* _MATERIAL PROVIDED_:
◇ ◇ ◇ ◇ ◇ ◇ ◇
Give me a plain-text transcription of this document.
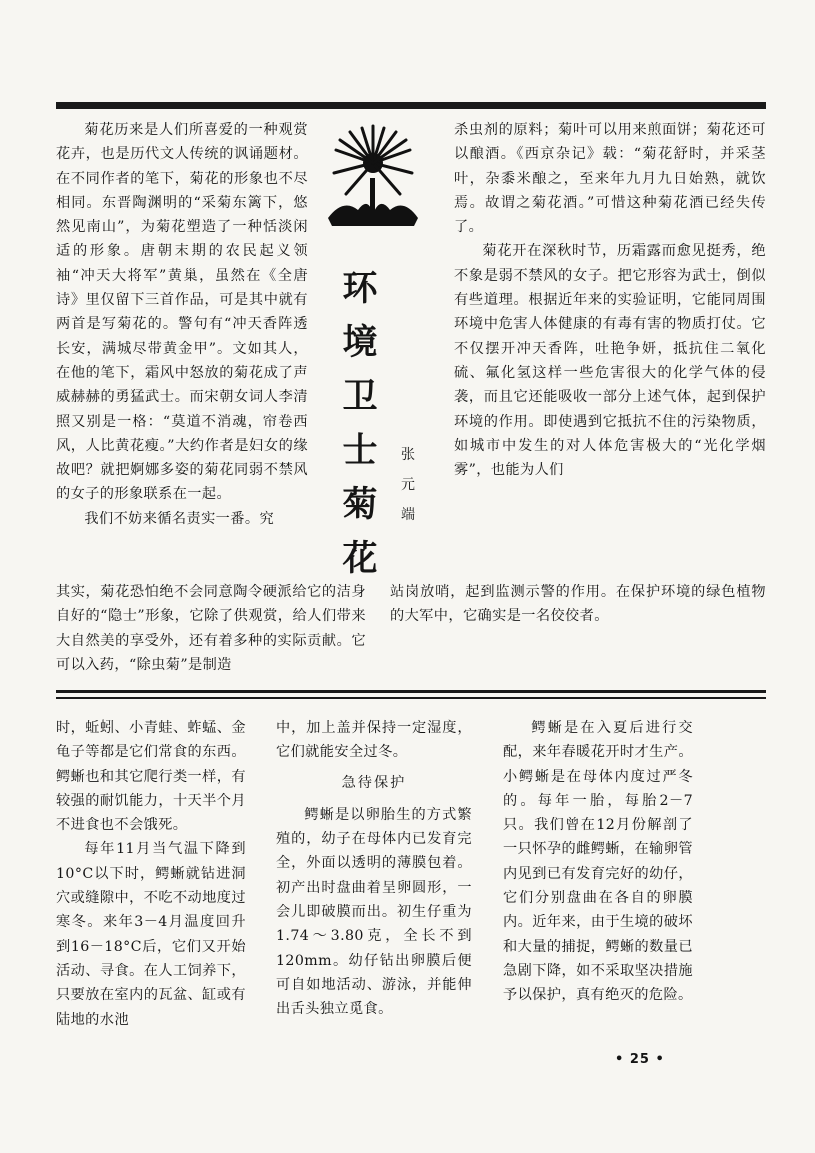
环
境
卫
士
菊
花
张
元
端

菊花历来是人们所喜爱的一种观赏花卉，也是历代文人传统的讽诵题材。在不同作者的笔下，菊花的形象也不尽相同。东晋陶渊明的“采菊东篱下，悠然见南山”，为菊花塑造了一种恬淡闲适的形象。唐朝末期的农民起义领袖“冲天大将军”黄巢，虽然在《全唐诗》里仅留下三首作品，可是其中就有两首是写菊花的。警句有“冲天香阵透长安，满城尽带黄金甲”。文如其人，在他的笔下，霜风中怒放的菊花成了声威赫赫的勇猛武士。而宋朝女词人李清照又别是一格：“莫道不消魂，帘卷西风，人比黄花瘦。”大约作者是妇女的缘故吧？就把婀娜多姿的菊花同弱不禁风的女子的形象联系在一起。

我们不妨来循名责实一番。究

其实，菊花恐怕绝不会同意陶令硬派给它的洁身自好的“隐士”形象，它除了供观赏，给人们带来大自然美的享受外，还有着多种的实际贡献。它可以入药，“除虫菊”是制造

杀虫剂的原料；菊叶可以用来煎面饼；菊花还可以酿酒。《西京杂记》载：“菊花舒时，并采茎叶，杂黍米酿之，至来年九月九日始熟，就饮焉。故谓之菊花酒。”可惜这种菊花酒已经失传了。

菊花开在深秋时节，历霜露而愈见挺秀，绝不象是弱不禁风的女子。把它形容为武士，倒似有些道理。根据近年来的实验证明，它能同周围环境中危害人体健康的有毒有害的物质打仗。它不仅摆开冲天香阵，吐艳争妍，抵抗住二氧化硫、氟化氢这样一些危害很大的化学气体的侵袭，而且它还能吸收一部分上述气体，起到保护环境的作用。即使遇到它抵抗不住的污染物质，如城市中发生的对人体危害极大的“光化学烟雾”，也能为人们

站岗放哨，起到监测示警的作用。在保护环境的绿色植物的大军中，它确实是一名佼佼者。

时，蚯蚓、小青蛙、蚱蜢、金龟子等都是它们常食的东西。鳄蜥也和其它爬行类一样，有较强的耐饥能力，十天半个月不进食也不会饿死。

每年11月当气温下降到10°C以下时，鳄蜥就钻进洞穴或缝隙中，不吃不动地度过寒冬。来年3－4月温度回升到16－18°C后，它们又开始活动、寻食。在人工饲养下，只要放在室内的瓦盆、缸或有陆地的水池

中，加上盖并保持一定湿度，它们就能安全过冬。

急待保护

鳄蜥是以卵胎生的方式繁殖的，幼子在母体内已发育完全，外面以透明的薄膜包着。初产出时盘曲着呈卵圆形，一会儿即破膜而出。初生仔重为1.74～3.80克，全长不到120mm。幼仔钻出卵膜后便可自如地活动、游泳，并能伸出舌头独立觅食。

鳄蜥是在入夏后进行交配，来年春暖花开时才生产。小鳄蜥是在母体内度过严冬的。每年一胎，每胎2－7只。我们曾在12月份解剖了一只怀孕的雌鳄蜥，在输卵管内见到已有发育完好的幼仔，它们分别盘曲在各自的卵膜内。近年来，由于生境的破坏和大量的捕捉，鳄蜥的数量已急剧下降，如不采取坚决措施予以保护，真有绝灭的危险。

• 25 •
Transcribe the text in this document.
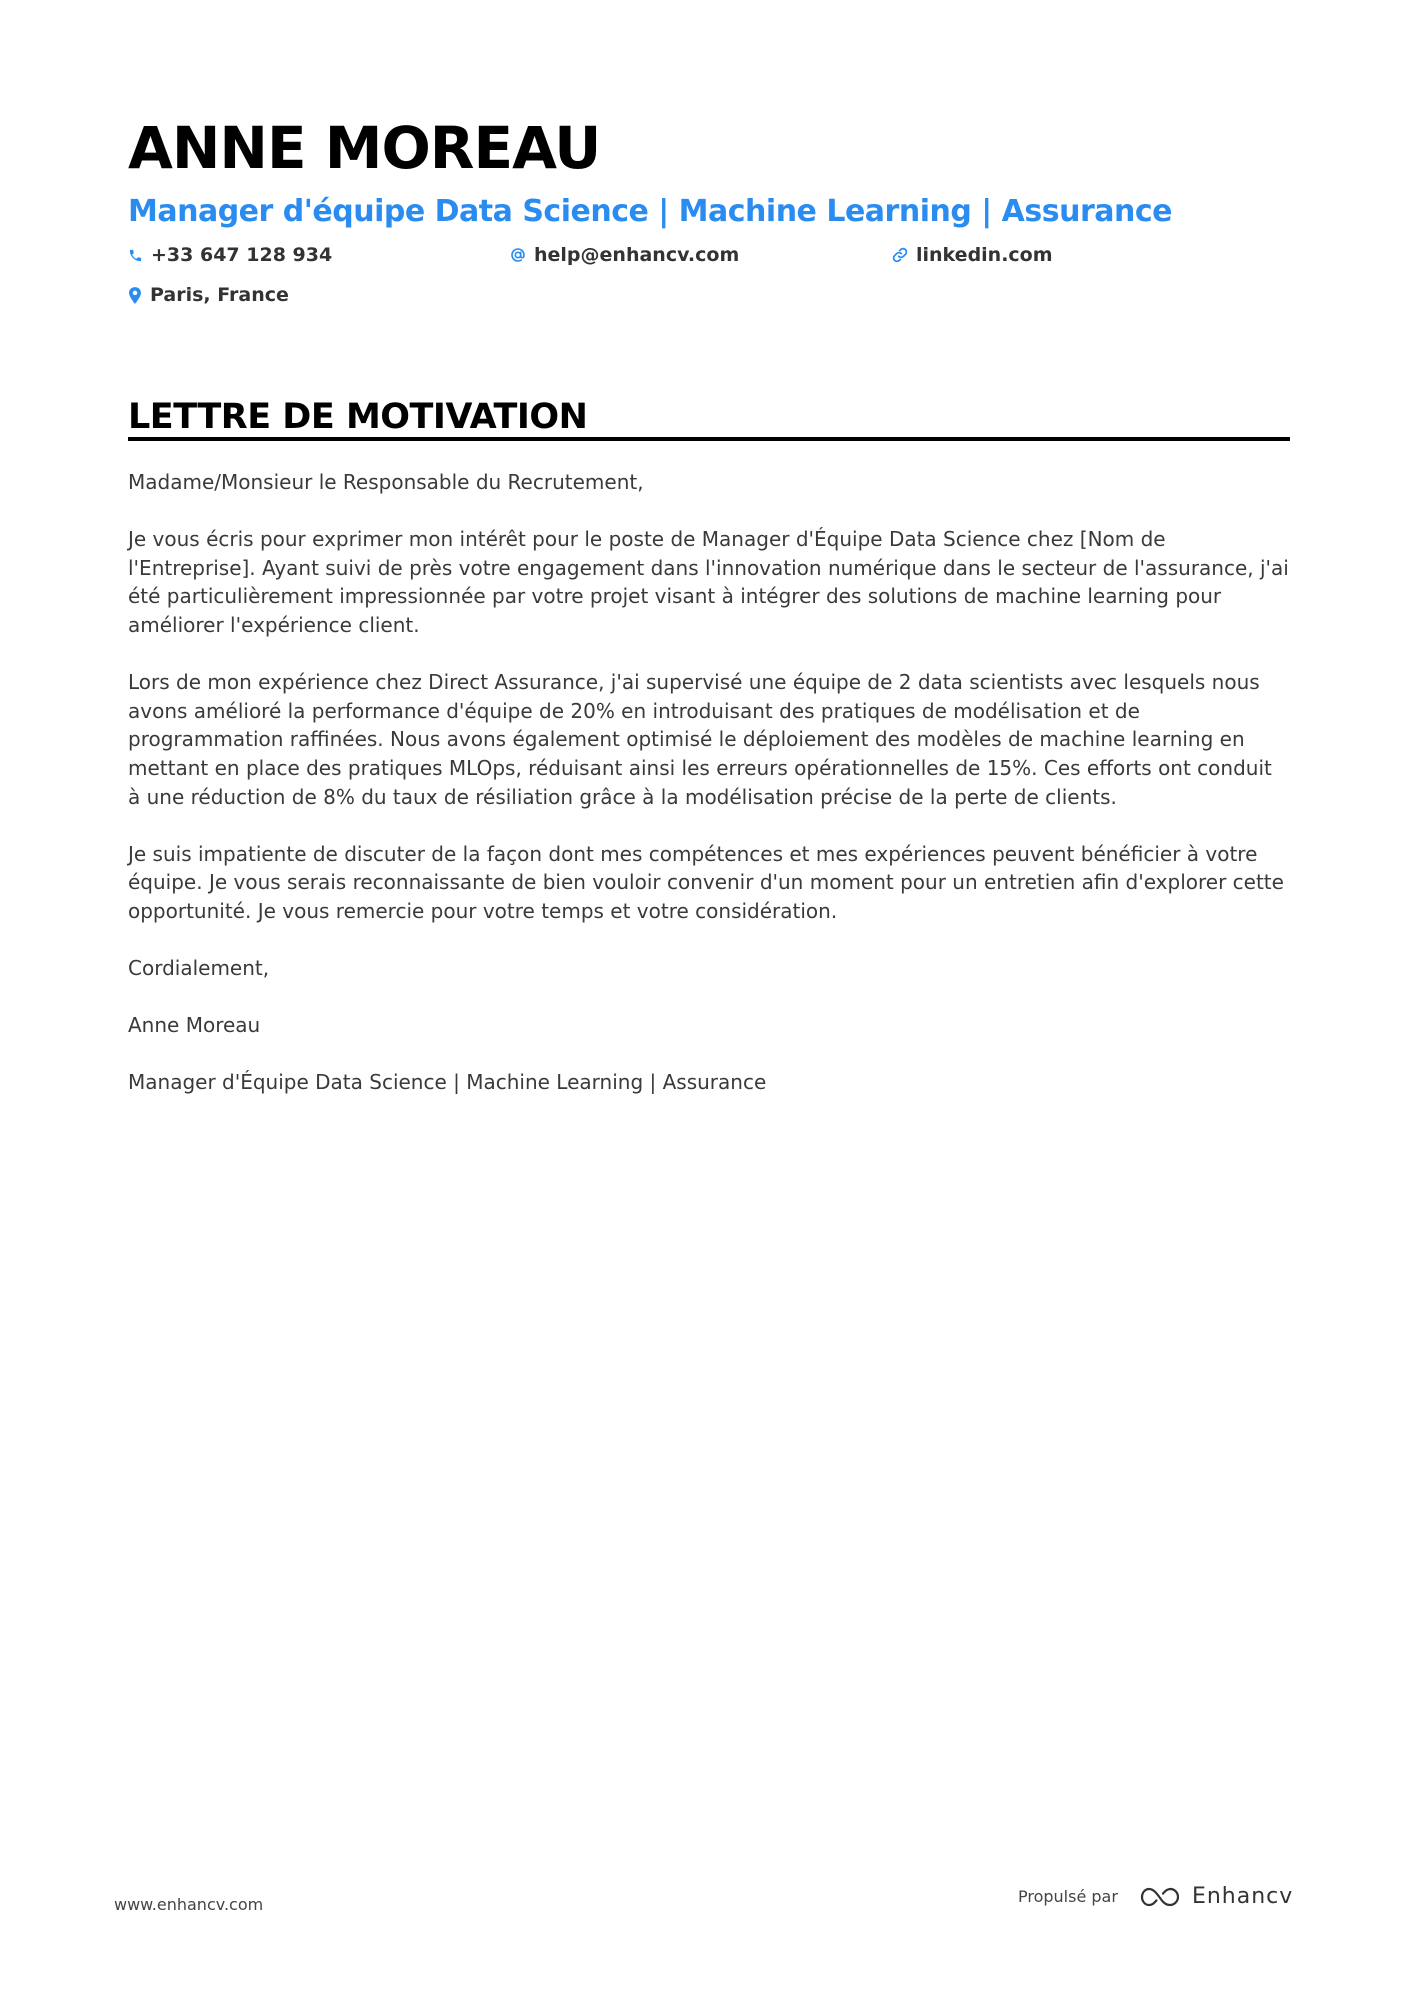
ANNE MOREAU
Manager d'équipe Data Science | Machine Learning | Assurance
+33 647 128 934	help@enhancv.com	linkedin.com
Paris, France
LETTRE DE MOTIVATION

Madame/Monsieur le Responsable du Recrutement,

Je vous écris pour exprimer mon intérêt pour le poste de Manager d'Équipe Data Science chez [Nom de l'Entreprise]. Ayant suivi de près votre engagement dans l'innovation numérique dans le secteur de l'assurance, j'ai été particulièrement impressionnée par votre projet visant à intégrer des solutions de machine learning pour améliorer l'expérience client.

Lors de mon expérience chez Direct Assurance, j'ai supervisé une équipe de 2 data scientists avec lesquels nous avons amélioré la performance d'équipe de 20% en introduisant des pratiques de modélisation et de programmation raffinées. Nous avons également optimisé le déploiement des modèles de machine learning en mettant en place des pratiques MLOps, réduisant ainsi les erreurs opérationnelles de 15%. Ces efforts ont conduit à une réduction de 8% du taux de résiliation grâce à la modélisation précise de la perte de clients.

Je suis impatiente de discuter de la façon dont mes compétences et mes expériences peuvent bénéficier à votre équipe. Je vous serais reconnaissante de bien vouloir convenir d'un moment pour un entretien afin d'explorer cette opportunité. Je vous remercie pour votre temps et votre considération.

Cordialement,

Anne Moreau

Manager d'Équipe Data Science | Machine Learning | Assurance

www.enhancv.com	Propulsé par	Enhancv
◇ ◇ ◇ ◇ ◇ ◇ ◇
* _WHAT YOU ARE ASKED TO DO_: Filter the records, keeping only lines that contain "enhancv", and show those lines.

* _FINAL RESULT_:
+33 647 128 934	help@enhancv.com	linkedin.com
www.enhancv.com	Propulsé par	Enhancv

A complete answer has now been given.